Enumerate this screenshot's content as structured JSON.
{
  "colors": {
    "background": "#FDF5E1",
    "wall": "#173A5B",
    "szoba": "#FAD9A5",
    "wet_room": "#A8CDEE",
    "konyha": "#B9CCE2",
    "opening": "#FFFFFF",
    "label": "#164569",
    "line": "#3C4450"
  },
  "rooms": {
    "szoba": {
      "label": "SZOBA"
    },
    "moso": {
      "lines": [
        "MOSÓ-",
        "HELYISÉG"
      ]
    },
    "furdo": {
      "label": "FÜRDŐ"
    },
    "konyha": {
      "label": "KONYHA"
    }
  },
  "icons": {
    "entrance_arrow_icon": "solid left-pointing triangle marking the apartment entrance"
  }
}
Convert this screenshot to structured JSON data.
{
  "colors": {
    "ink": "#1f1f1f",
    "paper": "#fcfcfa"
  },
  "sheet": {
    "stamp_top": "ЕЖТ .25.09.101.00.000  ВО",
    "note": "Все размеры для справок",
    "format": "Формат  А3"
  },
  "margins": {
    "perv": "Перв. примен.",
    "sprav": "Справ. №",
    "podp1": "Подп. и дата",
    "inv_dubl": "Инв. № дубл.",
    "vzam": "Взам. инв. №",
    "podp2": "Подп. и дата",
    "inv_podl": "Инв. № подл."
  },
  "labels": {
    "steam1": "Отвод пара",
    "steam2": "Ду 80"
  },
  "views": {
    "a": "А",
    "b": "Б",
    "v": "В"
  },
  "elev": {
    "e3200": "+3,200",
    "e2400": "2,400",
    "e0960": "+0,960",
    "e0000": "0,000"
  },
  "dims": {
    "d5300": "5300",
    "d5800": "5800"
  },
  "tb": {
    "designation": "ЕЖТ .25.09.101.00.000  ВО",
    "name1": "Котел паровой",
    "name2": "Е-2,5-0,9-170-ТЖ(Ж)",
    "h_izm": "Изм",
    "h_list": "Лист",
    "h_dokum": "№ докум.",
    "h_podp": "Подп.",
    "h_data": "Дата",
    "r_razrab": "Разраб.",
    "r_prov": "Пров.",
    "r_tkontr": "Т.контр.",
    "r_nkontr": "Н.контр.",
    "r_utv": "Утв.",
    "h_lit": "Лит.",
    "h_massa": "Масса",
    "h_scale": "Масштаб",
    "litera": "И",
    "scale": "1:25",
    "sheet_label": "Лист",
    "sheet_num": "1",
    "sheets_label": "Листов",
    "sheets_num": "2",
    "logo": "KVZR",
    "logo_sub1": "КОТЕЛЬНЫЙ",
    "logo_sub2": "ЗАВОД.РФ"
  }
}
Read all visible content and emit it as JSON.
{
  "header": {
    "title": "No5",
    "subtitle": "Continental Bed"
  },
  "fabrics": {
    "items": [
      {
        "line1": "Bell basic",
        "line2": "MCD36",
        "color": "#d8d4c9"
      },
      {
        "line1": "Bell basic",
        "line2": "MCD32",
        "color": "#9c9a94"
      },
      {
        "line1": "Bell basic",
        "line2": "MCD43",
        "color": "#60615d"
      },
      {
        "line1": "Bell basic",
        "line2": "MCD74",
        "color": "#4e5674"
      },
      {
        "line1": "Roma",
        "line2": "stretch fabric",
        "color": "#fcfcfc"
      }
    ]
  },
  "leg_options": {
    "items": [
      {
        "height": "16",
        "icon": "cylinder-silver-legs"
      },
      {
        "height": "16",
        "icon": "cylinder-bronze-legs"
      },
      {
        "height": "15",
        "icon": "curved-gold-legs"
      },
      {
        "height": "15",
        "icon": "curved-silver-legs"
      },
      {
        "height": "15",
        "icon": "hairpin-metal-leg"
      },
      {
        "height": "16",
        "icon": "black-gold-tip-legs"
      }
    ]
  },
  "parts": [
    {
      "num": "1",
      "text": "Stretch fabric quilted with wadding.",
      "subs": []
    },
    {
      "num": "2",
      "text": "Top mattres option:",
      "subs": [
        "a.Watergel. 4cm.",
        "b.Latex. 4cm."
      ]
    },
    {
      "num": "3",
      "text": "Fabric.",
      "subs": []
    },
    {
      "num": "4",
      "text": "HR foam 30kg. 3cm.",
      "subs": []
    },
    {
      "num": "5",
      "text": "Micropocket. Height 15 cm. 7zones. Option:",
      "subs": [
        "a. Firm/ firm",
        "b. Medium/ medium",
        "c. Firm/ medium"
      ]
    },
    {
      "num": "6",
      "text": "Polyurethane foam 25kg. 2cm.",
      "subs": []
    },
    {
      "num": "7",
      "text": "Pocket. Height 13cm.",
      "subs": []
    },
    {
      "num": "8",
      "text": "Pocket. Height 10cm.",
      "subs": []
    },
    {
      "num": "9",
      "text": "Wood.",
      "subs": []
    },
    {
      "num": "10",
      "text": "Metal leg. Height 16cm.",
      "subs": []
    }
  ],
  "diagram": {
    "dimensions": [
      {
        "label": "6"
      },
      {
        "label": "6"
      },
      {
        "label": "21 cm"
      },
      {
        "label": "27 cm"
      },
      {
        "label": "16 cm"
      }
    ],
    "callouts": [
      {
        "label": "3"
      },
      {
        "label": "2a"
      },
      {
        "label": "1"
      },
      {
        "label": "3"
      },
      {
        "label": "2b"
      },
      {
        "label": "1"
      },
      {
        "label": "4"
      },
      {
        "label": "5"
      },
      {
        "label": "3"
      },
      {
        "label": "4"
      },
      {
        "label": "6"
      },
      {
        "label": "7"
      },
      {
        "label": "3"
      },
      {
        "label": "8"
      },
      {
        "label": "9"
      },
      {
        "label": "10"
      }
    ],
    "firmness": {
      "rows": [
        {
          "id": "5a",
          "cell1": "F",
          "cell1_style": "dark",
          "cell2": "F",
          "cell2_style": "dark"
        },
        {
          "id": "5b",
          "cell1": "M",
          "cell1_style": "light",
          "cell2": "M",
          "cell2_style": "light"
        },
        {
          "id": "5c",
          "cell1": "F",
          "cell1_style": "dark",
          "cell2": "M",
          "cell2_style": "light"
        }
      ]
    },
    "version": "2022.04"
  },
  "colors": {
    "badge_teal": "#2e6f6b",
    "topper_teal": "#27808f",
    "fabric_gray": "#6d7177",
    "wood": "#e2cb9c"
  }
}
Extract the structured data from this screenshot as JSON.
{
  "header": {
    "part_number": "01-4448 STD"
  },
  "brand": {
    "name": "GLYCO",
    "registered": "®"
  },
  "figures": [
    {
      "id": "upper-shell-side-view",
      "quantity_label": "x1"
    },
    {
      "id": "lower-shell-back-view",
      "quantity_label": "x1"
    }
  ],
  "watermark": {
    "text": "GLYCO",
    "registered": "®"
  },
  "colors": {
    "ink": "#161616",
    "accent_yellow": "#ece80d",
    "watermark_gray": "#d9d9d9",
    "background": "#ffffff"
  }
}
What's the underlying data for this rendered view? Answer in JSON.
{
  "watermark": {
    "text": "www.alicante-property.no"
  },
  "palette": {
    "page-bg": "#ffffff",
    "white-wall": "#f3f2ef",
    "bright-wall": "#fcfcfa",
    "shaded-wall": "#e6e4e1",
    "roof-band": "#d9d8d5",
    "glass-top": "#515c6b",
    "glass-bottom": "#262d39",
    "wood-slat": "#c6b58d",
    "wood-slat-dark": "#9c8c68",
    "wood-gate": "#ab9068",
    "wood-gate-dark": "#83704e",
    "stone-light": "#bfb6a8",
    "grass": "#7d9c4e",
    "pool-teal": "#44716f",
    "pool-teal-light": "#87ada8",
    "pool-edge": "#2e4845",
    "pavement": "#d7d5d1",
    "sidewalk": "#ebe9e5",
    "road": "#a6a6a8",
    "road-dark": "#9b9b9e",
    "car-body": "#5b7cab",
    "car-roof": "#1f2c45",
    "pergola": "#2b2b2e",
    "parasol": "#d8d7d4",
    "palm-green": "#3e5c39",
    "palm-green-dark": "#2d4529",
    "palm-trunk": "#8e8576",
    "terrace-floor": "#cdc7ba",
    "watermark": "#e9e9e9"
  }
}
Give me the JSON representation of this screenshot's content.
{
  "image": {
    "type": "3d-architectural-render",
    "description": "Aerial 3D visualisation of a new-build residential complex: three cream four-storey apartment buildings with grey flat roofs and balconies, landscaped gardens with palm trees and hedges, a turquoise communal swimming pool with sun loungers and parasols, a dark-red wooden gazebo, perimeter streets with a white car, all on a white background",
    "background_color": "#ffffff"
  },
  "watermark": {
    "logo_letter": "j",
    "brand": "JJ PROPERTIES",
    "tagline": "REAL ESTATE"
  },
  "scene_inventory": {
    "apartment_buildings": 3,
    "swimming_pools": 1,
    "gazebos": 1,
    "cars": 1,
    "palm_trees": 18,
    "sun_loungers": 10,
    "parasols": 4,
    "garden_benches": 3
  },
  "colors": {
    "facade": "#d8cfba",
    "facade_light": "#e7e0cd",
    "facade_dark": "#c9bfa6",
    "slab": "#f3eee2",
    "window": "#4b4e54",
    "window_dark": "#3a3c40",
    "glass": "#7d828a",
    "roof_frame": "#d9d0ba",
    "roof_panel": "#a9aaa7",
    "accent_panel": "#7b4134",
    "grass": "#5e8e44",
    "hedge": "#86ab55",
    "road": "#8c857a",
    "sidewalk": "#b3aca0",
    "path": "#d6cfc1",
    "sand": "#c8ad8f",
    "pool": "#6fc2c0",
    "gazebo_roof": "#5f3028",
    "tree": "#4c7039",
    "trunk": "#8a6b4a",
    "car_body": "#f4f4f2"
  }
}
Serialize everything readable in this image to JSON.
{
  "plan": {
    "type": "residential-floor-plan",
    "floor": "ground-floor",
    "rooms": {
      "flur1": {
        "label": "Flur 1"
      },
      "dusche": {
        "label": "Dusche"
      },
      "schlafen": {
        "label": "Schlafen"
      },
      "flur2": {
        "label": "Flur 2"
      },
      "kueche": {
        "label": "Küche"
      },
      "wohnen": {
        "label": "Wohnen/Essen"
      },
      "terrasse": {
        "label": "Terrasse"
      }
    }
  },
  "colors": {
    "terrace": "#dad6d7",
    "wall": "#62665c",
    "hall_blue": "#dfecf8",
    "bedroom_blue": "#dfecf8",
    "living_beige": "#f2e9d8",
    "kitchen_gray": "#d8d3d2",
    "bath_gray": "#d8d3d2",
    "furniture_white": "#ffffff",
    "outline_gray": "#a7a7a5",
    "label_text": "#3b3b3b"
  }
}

THE PROBLEM: Your task is to output exactly the lines running from the one with "Serialize everything readable" through the final line of the material above, with both ends included.

SOLUTION TO THIS PROBLEM:
Serialize everything readable in this image to JSON.
{
  "plan": {
    "type": "residential-floor-plan",
    "floor": "ground-floor",
    "rooms": {
      "flur1": {
        "label": "Flur 1"
      },
      "dusche": {
        "label": "Dusche"
      },
      "schlafen": {
        "label": "Schlafen"
      },
      "flur2": {
        "label": "Flur 2"
      },
      "kueche": {
        "label": "Küche"
      },
      "wohnen": {
        "label": "Wohnen/Essen"
      },
      "terrasse": {
        "label": "Terrasse"
      }
    }
  },
  "colors": {
    "terrace": "#dad6d7",
    "wall": "#62665c",
    "hall_blue": "#dfecf8",
    "bedroom_blue": "#dfecf8",
    "living_beige": "#f2e9d8",
    "kitchen_gray": "#d8d3d2",
    "bath_gray": "#d8d3d2",
    "furniture_white": "#ffffff",
    "outline_gray": "#a7a7a5",
    "label_text": "#3b3b3b"
  }
}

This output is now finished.